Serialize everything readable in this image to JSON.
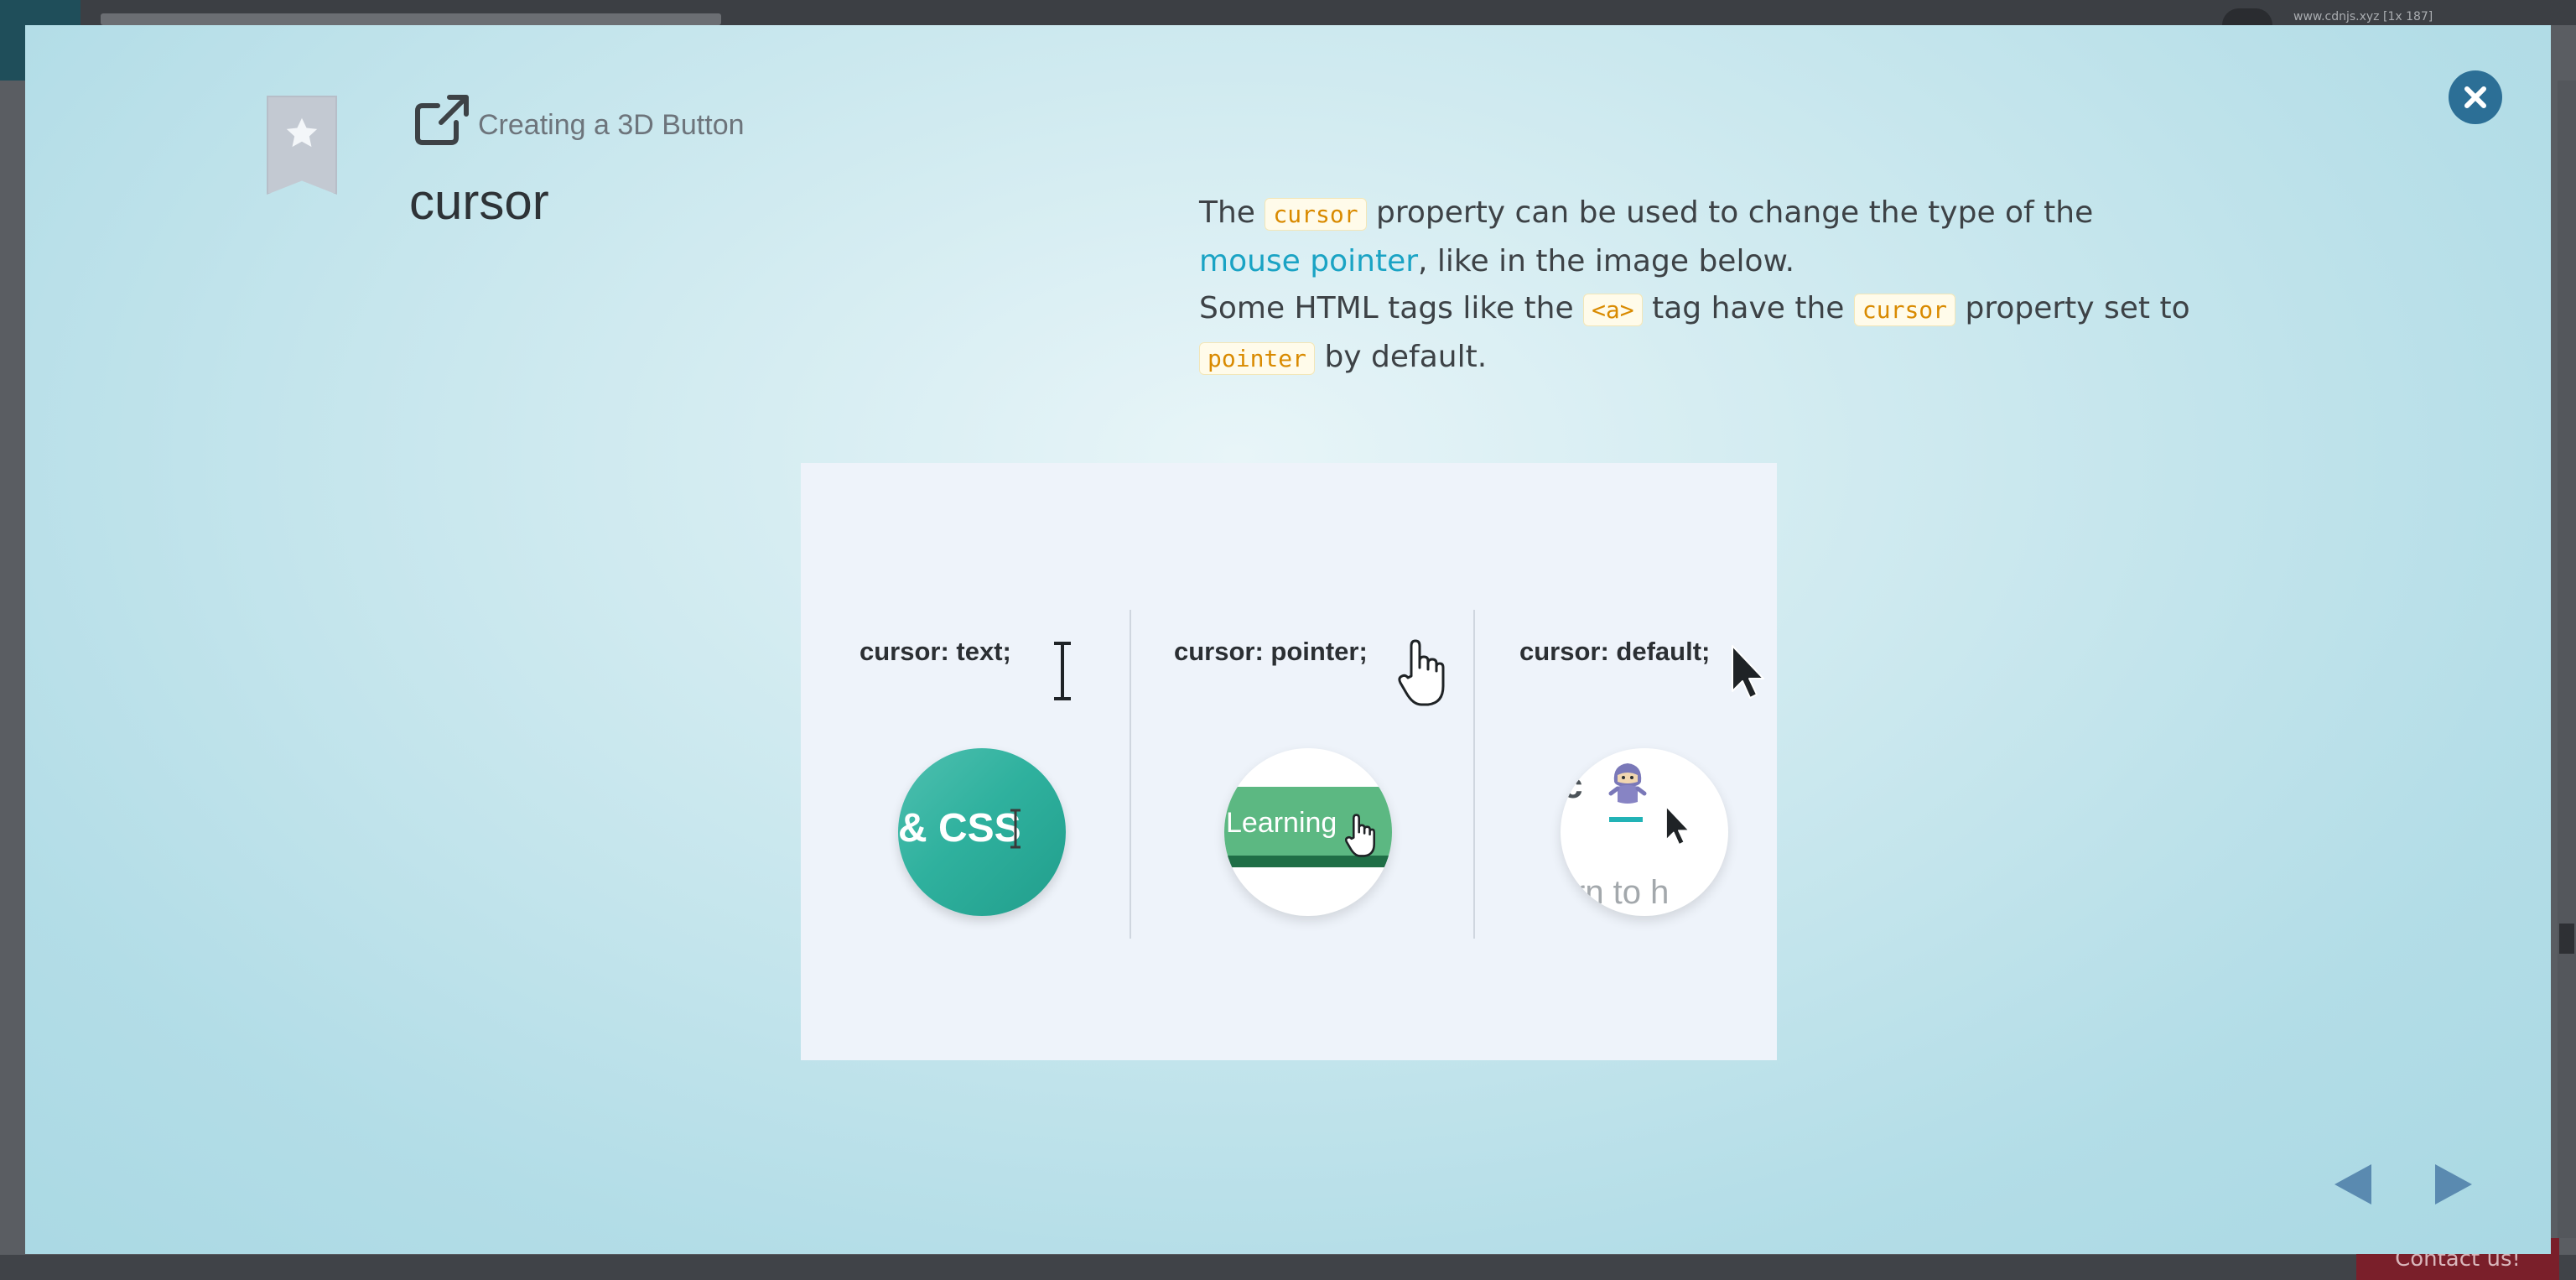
{
  "background": {
    "url_text": "www.cdnjs.xyz [1x 187]",
    "contact_label": "Contact us!"
  },
  "modal": {
    "lesson_title": "Creating a 3D Button",
    "page_title": "cursor",
    "description": {
      "line1_pre": "The ",
      "line1_code": "cursor",
      "line1_post": " property can be used to change the type of the",
      "link_text": "mouse pointer",
      "line2_post": ", like in the image below.",
      "line3_pre": "Some HTML tags like the ",
      "line3_code1": "<a>",
      "line3_mid": " tag have the ",
      "line3_code2": "cursor",
      "line3_post": " property set to",
      "line4_code": "pointer",
      "line4_post": " by default."
    },
    "illustration": {
      "cursor_text_label": "cursor: text;",
      "cursor_pointer_label": "cursor: pointer;",
      "cursor_default_label": "cursor: default;",
      "circle1_text": "& CSS",
      "circle2_text": "Learning",
      "circle3_fragment": "c",
      "circle3_text": "rn to h"
    },
    "icons": {
      "bookmark": "star-icon",
      "external_link": "external-link-icon",
      "close": "close-icon",
      "prev": "arrow-left-icon",
      "next": "arrow-right-icon"
    },
    "colors": {
      "accent_blue": "#2c6f96",
      "link": "#1aa3c4",
      "code": "#d98a00",
      "teal": "#2fb19e",
      "green": "#5cb882"
    }
  }
}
━━━━━━
Task to complete: Restate each entry word for word, please, but drop any images it holds.

Result below:
Serialize everything readable in this image to JSON.
{
  "background": {
    "url_text": "www.cdnjs.xyz [1x 187]",
    "contact_label": "Contact us!"
  },
  "modal": {
    "lesson_title": "Creating a 3D Button",
    "page_title": "cursor",
    "description": {
      "line1_pre": "The ",
      "line1_code": "cursor",
      "line1_post": " property can be used to change the type of the",
      "link_text": "mouse pointer",
      "line2_post": ", like in the image below.",
      "line3_pre": "Some HTML tags like the ",
      "line3_code1": "<a>",
      "line3_mid": " tag have the ",
      "line3_code2": "cursor",
      "line3_post": " property set to",
      "line4_code": "pointer",
      "line4_post": " by default."
    },
    "illustration": {
      "cursor_text_label": "cursor: text;",
      "cursor_pointer_label": "cursor: pointer;",
      "cursor_default_label": "cursor: default;",
      "circle1_text": "& CSS",
      "circle2_text": "Learning",
      "circle3_fragment": "c",
      "circle3_text": "rn to h"
    },
    "icons": {
      "bookmark": "star-icon",
      "external_link": "external-link-icon",
      "close": "close-icon",
      "prev": "arrow-left-icon",
      "next": "arrow-right-icon"
    },
    "colors": {
      "accent_blue": "#2c6f96",
      "link": "#1aa3c4",
      "code": "#d98a00",
      "teal": "#2fb19e",
      "green": "#5cb882"
    }
  }
}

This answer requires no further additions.